Count every line that includes the string "marker" in the entries that follow. Nothing besides the number is needed.

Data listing
>> start
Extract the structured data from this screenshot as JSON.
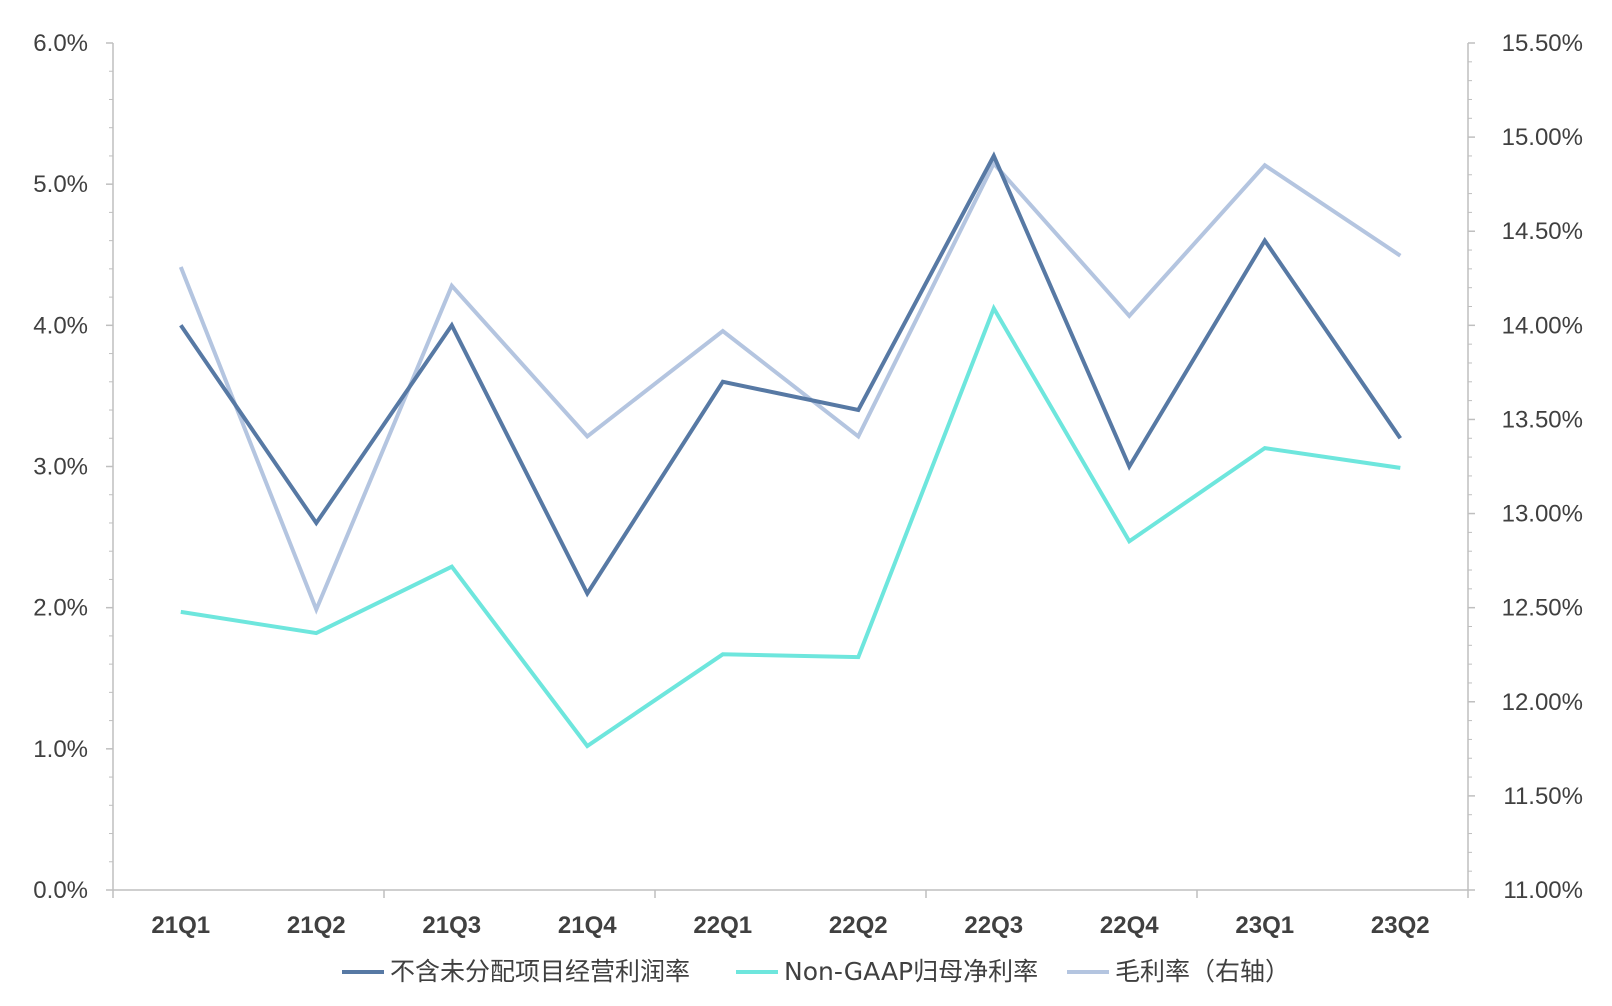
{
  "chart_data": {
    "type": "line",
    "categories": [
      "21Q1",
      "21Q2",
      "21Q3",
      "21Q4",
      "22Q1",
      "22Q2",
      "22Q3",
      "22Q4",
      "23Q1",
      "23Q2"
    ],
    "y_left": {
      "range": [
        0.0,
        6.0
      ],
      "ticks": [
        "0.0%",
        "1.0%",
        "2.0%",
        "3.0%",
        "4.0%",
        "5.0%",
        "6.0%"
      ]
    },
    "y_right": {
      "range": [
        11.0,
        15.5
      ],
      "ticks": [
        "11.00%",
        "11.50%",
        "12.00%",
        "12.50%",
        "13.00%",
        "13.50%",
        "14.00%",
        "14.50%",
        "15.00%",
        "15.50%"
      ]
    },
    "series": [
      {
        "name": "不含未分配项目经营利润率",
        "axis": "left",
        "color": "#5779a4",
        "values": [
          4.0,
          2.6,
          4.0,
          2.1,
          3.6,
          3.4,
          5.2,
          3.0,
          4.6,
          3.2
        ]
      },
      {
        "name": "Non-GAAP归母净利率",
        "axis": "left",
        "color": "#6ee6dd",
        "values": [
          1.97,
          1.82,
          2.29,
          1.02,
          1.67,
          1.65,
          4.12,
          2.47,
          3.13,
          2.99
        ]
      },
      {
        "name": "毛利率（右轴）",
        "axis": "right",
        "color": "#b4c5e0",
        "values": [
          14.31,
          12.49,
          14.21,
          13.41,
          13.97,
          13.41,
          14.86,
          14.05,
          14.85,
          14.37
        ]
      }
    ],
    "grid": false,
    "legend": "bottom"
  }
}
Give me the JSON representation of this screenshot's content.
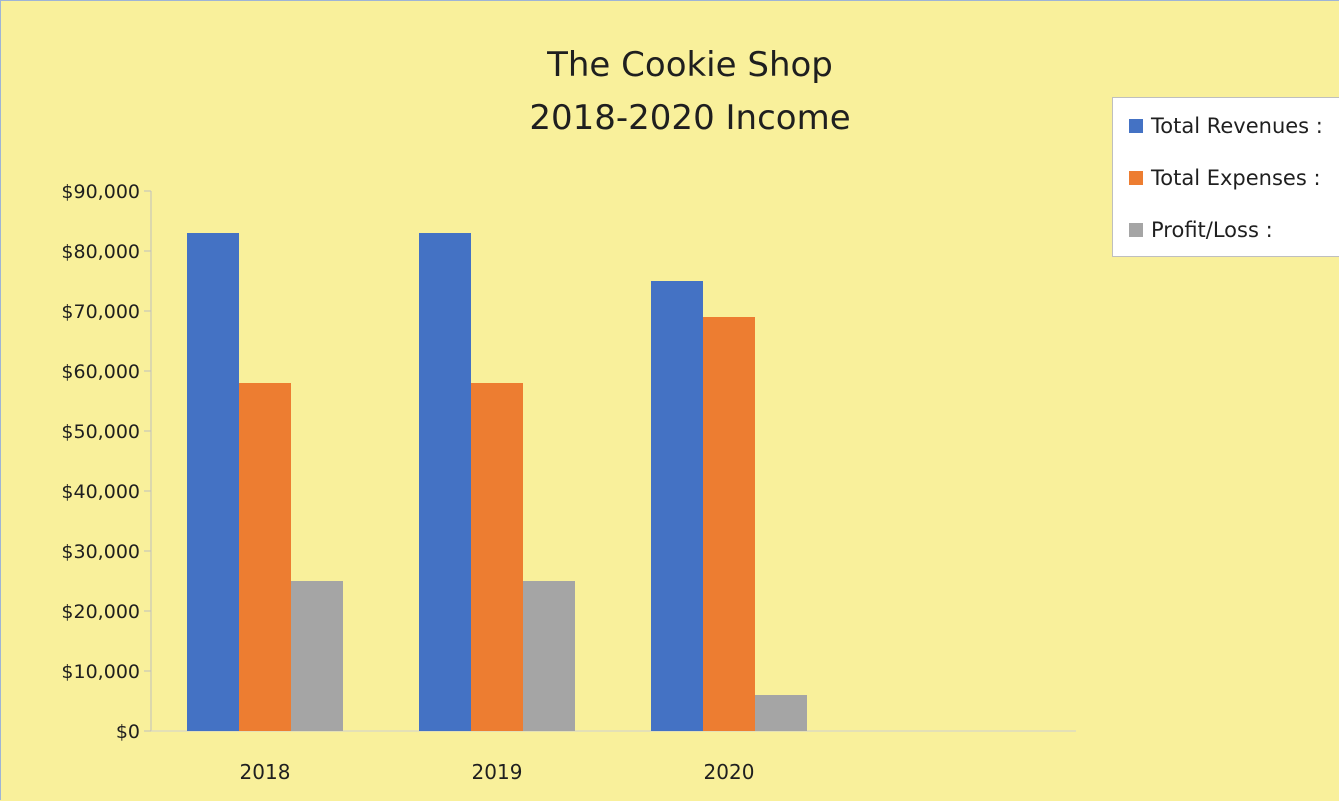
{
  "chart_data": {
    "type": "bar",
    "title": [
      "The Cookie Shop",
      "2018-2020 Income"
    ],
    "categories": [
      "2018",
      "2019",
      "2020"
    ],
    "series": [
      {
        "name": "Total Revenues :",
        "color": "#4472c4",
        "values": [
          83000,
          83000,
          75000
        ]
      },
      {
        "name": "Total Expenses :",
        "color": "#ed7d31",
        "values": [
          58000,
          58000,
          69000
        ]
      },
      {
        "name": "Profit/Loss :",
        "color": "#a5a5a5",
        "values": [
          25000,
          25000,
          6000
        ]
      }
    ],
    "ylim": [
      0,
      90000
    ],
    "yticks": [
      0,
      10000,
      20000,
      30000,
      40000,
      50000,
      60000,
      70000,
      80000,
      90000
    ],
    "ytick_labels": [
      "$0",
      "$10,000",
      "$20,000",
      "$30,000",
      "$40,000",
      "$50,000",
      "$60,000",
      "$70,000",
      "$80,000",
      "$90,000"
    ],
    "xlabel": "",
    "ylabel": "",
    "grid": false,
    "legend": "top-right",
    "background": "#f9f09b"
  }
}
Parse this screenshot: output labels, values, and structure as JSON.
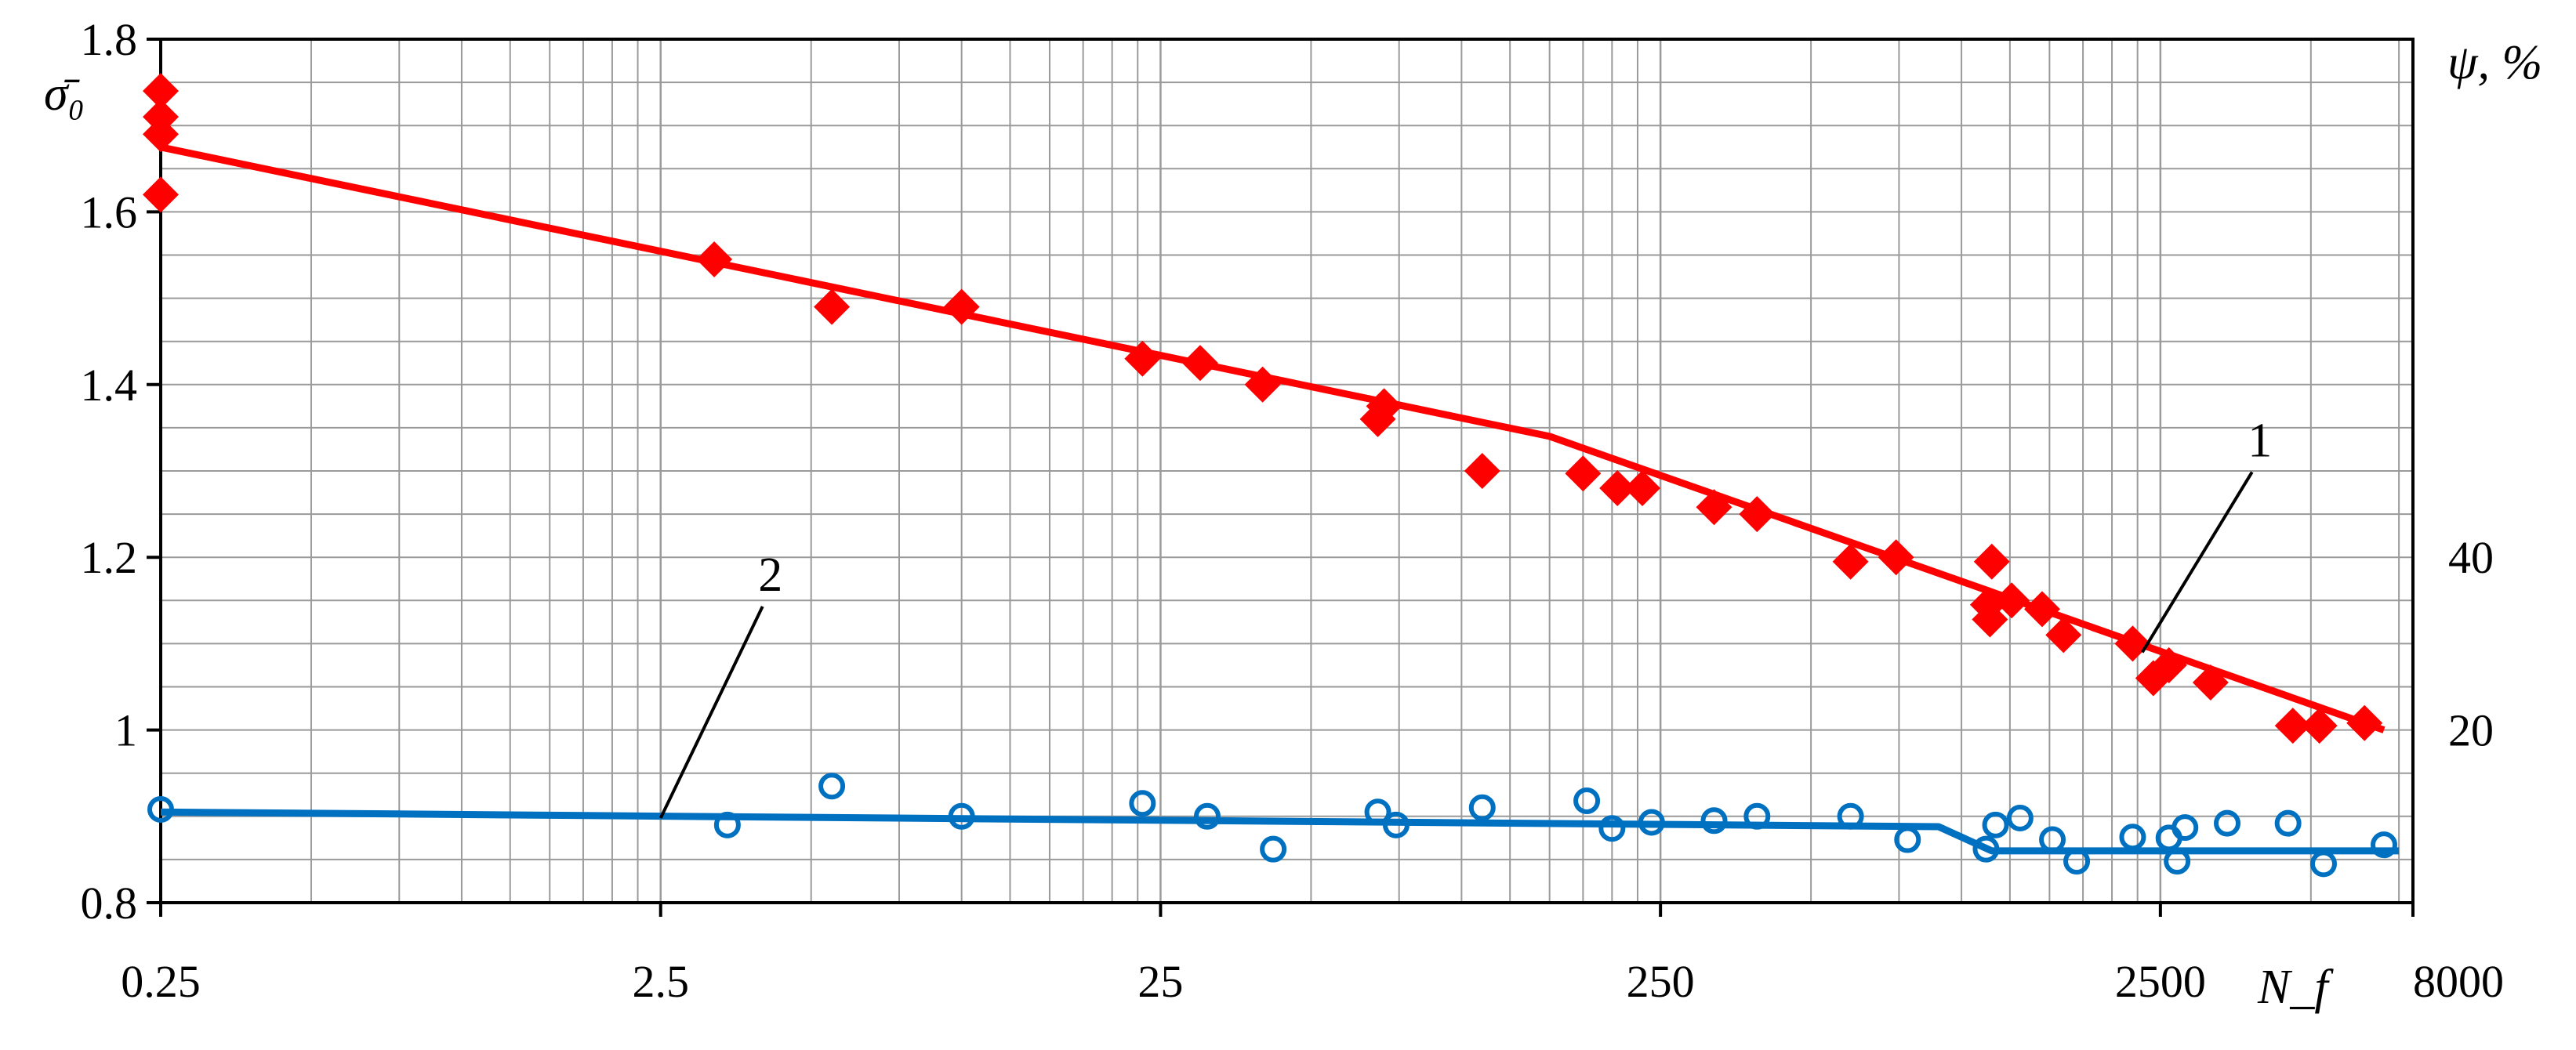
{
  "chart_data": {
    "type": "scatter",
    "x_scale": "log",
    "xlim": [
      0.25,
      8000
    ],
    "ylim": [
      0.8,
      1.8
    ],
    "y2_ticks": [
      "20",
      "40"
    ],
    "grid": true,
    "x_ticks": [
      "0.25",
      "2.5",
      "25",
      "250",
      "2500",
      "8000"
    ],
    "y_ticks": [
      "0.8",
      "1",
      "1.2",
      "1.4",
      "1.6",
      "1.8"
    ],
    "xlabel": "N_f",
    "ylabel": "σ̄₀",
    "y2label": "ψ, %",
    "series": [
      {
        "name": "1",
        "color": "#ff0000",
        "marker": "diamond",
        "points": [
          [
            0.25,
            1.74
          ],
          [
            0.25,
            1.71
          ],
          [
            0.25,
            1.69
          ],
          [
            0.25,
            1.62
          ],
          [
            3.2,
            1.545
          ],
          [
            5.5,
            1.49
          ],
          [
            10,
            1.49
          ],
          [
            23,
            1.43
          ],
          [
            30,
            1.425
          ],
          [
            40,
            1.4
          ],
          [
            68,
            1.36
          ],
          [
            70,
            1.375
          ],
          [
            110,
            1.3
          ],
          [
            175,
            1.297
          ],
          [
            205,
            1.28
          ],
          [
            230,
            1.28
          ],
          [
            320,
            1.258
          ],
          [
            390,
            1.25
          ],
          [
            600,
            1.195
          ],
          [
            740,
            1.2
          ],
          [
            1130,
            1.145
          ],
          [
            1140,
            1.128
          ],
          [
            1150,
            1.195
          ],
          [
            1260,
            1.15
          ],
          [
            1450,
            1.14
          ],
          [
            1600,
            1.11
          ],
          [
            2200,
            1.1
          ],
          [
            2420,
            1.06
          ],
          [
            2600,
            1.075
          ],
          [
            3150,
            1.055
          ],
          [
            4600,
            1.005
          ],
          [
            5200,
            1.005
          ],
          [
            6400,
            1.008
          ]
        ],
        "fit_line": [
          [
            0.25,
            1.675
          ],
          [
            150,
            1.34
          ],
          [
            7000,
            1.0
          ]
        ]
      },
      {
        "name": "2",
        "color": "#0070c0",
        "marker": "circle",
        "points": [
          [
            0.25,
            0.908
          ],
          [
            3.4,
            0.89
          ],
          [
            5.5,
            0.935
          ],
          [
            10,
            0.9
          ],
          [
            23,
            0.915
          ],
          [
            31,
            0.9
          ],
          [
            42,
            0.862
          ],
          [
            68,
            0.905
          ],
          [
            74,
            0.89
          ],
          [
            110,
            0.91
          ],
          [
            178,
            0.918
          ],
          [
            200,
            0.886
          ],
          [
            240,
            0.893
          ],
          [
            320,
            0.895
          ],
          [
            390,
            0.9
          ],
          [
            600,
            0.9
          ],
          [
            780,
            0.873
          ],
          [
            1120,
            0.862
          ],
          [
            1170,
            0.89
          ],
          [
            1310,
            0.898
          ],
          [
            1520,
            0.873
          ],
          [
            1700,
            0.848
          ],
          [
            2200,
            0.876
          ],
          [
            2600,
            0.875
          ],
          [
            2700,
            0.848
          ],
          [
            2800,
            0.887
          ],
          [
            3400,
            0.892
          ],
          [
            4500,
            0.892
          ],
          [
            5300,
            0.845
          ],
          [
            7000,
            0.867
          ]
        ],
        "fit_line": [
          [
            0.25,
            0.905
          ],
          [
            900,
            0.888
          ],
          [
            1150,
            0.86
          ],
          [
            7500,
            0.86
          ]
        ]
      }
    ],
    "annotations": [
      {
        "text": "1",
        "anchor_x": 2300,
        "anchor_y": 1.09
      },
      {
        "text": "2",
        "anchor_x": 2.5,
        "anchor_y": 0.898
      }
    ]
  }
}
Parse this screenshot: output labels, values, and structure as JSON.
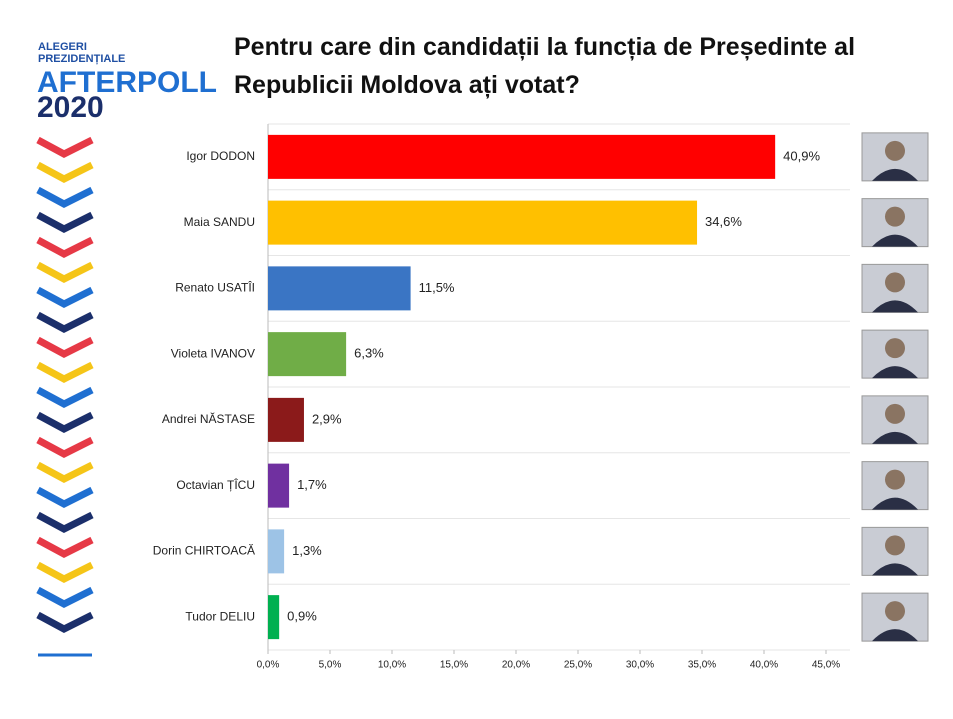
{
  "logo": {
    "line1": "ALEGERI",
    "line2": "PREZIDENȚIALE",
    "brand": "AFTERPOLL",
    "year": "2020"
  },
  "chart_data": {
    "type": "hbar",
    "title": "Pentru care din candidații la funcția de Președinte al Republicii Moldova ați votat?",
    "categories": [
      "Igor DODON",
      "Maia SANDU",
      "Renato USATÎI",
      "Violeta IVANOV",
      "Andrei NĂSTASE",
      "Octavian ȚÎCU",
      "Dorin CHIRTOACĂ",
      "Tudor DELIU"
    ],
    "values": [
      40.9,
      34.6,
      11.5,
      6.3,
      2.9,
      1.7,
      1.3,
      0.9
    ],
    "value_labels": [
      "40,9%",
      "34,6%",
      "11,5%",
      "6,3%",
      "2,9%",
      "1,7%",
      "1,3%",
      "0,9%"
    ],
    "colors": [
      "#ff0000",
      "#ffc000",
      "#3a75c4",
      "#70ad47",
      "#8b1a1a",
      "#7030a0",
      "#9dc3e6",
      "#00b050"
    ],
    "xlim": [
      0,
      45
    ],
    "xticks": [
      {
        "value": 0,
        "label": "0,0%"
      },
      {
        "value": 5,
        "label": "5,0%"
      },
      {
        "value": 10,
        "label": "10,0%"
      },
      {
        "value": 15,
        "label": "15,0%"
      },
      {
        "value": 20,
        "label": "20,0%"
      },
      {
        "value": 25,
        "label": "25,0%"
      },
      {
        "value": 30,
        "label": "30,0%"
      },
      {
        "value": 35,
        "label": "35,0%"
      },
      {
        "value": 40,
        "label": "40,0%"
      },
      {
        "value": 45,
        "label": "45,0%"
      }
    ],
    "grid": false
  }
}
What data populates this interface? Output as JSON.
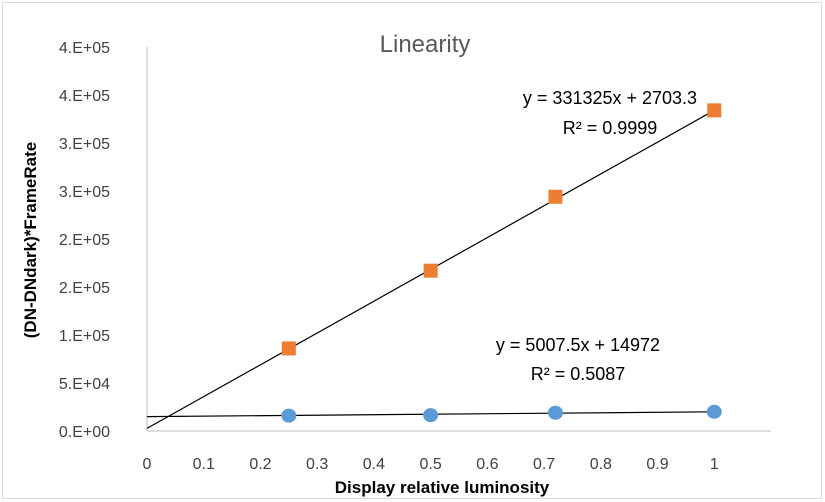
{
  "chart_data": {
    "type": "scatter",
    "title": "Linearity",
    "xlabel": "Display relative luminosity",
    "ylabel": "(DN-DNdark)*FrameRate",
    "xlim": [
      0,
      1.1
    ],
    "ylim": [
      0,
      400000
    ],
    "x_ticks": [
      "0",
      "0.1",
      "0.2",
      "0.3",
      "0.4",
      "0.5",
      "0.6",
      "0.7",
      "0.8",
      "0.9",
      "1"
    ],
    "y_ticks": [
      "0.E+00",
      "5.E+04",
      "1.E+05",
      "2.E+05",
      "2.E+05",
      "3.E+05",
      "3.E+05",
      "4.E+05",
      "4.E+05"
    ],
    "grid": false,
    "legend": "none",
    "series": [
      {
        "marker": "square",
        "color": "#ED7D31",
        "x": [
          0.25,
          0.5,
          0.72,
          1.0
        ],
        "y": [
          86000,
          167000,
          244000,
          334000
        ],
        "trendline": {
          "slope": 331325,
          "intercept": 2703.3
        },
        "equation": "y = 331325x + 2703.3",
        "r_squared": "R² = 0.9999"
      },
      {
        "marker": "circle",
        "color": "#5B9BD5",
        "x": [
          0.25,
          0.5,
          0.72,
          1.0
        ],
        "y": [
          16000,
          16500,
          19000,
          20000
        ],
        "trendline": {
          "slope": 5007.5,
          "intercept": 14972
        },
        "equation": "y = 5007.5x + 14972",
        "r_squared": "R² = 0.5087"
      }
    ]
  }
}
>> end
## Written solution
4